> **TASK OBJECTIVE**: Repeat the whole listing exactly.

Items listed in a dataset:
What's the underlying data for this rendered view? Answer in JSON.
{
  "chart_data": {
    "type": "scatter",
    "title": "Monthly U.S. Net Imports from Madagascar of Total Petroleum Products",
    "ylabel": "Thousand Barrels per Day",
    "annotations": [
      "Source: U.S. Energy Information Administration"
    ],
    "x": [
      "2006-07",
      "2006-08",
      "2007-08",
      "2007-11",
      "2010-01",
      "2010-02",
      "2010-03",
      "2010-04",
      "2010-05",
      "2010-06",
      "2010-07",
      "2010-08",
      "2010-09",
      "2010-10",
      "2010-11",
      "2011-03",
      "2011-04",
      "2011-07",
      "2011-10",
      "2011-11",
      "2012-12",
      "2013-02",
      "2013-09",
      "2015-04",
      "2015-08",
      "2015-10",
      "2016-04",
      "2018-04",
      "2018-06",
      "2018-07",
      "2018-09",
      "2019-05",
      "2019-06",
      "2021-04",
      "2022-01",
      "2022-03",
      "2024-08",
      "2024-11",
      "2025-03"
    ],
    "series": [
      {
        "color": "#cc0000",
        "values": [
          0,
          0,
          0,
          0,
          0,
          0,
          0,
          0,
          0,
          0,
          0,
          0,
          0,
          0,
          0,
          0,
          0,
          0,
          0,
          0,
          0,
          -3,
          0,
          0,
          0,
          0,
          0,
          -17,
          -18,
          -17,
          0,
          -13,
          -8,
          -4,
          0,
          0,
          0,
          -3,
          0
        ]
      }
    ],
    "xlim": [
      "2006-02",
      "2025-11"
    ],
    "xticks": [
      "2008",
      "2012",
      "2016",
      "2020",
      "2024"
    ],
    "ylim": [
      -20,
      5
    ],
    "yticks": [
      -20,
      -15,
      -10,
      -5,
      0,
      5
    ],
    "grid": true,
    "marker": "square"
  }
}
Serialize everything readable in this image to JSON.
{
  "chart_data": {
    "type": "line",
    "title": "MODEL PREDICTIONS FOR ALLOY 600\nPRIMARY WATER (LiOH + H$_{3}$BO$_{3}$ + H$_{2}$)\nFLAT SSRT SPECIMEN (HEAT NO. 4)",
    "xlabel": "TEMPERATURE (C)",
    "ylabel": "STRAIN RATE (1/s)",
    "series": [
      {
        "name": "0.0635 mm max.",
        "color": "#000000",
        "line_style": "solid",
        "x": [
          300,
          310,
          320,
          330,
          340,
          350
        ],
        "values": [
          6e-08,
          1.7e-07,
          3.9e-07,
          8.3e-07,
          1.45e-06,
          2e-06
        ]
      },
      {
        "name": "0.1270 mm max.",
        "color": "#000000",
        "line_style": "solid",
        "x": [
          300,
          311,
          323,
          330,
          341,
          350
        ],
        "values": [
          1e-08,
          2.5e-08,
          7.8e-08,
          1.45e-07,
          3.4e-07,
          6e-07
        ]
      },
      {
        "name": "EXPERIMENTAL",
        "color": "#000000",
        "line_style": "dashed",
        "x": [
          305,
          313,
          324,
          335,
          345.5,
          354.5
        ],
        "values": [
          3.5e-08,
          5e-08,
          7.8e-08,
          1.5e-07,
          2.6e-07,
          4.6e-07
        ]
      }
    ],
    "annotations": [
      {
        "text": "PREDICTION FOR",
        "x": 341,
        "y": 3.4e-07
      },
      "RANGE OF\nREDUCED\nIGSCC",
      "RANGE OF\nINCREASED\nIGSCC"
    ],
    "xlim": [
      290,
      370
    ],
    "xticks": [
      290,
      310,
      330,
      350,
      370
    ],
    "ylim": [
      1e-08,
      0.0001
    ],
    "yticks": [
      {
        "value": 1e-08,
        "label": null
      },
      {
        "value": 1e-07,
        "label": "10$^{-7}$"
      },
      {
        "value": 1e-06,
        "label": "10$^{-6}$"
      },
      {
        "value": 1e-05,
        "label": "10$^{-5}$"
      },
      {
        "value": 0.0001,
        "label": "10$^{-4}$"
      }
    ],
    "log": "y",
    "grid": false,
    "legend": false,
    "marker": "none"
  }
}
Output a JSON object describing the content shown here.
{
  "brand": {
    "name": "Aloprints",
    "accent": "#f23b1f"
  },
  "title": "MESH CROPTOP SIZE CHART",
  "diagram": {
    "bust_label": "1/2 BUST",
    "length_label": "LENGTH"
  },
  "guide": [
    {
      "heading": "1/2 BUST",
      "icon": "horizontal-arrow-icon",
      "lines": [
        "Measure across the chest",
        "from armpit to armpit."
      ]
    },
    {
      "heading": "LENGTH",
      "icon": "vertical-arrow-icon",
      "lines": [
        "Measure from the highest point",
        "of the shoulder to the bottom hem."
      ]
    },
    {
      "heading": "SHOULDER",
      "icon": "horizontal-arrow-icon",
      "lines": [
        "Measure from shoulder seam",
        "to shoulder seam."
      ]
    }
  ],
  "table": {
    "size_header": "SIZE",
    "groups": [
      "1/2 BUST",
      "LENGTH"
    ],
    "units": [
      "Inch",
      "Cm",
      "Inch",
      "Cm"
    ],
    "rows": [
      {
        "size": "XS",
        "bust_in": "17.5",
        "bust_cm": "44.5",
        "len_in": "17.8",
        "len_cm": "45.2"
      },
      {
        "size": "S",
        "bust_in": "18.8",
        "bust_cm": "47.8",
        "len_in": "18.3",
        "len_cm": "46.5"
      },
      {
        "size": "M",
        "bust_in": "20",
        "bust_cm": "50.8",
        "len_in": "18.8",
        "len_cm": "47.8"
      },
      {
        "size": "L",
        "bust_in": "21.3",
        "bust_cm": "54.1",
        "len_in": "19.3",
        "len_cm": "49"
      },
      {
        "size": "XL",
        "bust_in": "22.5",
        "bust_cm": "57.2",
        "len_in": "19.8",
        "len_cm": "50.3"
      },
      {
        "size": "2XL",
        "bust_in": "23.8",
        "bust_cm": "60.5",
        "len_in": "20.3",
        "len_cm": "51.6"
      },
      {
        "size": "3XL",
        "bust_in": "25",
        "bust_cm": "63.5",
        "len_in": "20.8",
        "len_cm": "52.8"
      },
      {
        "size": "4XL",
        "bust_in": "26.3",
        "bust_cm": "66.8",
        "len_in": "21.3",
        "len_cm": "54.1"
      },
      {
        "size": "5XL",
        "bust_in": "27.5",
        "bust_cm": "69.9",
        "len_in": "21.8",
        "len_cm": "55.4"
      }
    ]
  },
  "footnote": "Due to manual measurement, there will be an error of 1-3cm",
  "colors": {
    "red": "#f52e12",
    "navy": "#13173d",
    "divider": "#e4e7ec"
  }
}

> **RESULT FOR THIS EXERCISE**:
What's the underlying data for this rendered view? Answer in JSON.
{
  "chart_data": {
    "type": "scatter",
    "title": "Monthly U.S. Net Imports from Madagascar of Total Petroleum Products",
    "ylabel": "Thousand Barrels per Day",
    "annotations": [
      "Source: U.S. Energy Information Administration"
    ],
    "x": [
      "2006-07",
      "2006-08",
      "2007-08",
      "2007-11",
      "2010-01",
      "2010-02",
      "2010-03",
      "2010-04",
      "2010-05",
      "2010-06",
      "2010-07",
      "2010-08",
      "2010-09",
      "2010-10",
      "2010-11",
      "2011-03",
      "2011-04",
      "2011-07",
      "2011-10",
      "2011-11",
      "2012-12",
      "2013-02",
      "2013-09",
      "2015-04",
      "2015-08",
      "2015-10",
      "2016-04",
      "2018-04",
      "2018-06",
      "2018-07",
      "2018-09",
      "2019-05",
      "2019-06",
      "2021-04",
      "2022-01",
      "2022-03",
      "2024-08",
      "2024-11",
      "2025-03"
    ],
    "series": [
      {
        "color": "#cc0000",
        "values": [
          0,
          0,
          0,
          0,
          0,
          0,
          0,
          0,
          0,
          0,
          0,
          0,
          0,
          0,
          0,
          0,
          0,
          0,
          0,
          0,
          0,
          -3,
          0,
          0,
          0,
          0,
          0,
          -17,
          -18,
          -17,
          0,
          -13,
          -8,
          -4,
          0,
          0,
          0,
          -3,
          0
        ]
      }
    ],
    "xlim": [
      "2006-02",
      "2025-11"
    ],
    "xticks": [
      "2008",
      "2012",
      "2016",
      "2020",
      "2024"
    ],
    "ylim": [
      -20,
      5
    ],
    "yticks": [
      -20,
      -15,
      -10,
      -5,
      0,
      5
    ],
    "grid": true,
    "marker": "square"
  }
}
Serialize everything readable in this image to JSON.
{
  "chart_data": {
    "type": "line",
    "title": "MODEL PREDICTIONS FOR ALLOY 600\nPRIMARY WATER (LiOH + H$_{3}$BO$_{3}$ + H$_{2}$)\nFLAT SSRT SPECIMEN (HEAT NO. 4)",
    "xlabel": "TEMPERATURE (C)",
    "ylabel": "STRAIN RATE (1/s)",
    "series": [
      {
        "name": "0.0635 mm max.",
        "color": "#000000",
        "line_style": "solid",
        "x": [
          300,
          310,
          320,
          330,
          340,
          350
        ],
        "values": [
          6e-08,
          1.7e-07,
          3.9e-07,
          8.3e-07,
          1.45e-06,
          2e-06
        ]
      },
      {
        "name": "0.1270 mm max.",
        "color": "#000000",
        "line_style": "solid",
        "x": [
          300,
          311,
          323,
          330,
          341,
          350
        ],
        "values": [
          1e-08,
          2.5e-08,
          7.8e-08,
          1.45e-07,
          3.4e-07,
          6e-07
        ]
      },
      {
        "name": "EXPERIMENTAL",
        "color": "#000000",
        "line_style": "dashed",
        "x": [
          305,
          313,
          324,
          335,
          345.5,
          354.5
        ],
        "values": [
          3.5e-08,
          5e-08,
          7.8e-08,
          1.5e-07,
          2.6e-07,
          4.6e-07
        ]
      }
    ],
    "annotations": [
      {
        "text": "PREDICTION FOR",
        "x": 341,
        "y": 3.4e-07
      },
      "RANGE OF\nREDUCED\nIGSCC",
      "RANGE OF\nINCREASED\nIGSCC"
    ],
    "xlim": [
      290,
      370
    ],
    "xticks": [
      290,
      310,
      330,
      350,
      370
    ],
    "ylim": [
      1e-08,
      0.0001
    ],
    "yticks": [
      {
        "value": 1e-08,
        "label": null
      },
      {
        "value": 1e-07,
        "label": "10$^{-7}$"
      },
      {
        "value": 1e-06,
        "label": "10$^{-6}$"
      },
      {
        "value": 1e-05,
        "label": "10$^{-5}$"
      },
      {
        "value": 0.0001,
        "label": "10$^{-4}$"
      }
    ],
    "log": "y",
    "grid": false,
    "legend": false,
    "marker": "none"
  }
}
Output a JSON object describing the content shown here.
{
  "brand": {
    "name": "Aloprints",
    "accent": "#f23b1f"
  },
  "title": "MESH CROPTOP SIZE CHART",
  "diagram": {
    "bust_label": "1/2 BUST",
    "length_label": "LENGTH"
  },
  "guide": [
    {
      "heading": "1/2 BUST",
      "icon": "horizontal-arrow-icon",
      "lines": [
        "Measure across the chest",
        "from armpit to armpit."
      ]
    },
    {
      "heading": "LENGTH",
      "icon": "vertical-arrow-icon",
      "lines": [
        "Measure from the highest point",
        "of the shoulder to the bottom hem."
      ]
    },
    {
      "heading": "SHOULDER",
      "icon": "horizontal-arrow-icon",
      "lines": [
        "Measure from shoulder seam",
        "to shoulder seam."
      ]
    }
  ],
  "table": {
    "size_header": "SIZE",
    "groups": [
      "1/2 BUST",
      "LENGTH"
    ],
    "units": [
      "Inch",
      "Cm",
      "Inch",
      "Cm"
    ],
    "rows": [
      {
        "size": "XS",
        "bust_in": "17.5",
        "bust_cm": "44.5",
        "len_in": "17.8",
        "len_cm": "45.2"
      },
      {
        "size": "S",
        "bust_in": "18.8",
        "bust_cm": "47.8",
        "len_in": "18.3",
        "len_cm": "46.5"
      },
      {
        "size": "M",
        "bust_in": "20",
        "bust_cm": "50.8",
        "len_in": "18.8",
        "len_cm": "47.8"
      },
      {
        "size": "L",
        "bust_in": "21.3",
        "bust_cm": "54.1",
        "len_in": "19.3",
        "len_cm": "49"
      },
      {
        "size": "XL",
        "bust_in": "22.5",
        "bust_cm": "57.2",
        "len_in": "19.8",
        "len_cm": "50.3"
      },
      {
        "size": "2XL",
        "bust_in": "23.8",
        "bust_cm": "60.5",
        "len_in": "20.3",
        "len_cm": "51.6"
      },
      {
        "size": "3XL",
        "bust_in": "25",
        "bust_cm": "63.5",
        "len_in": "20.8",
        "len_cm": "52.8"
      },
      {
        "size": "4XL",
        "bust_in": "26.3",
        "bust_cm": "66.8",
        "len_in": "21.3",
        "len_cm": "54.1"
      },
      {
        "size": "5XL",
        "bust_in": "27.5",
        "bust_cm": "69.9",
        "len_in": "21.8",
        "len_cm": "55.4"
      }
    ]
  },
  "footnote": "Due to manual measurement, there will be an error of 1-3cm",
  "colors": {
    "red": "#f52e12",
    "navy": "#13173d",
    "divider": "#e4e7ec"
  }
}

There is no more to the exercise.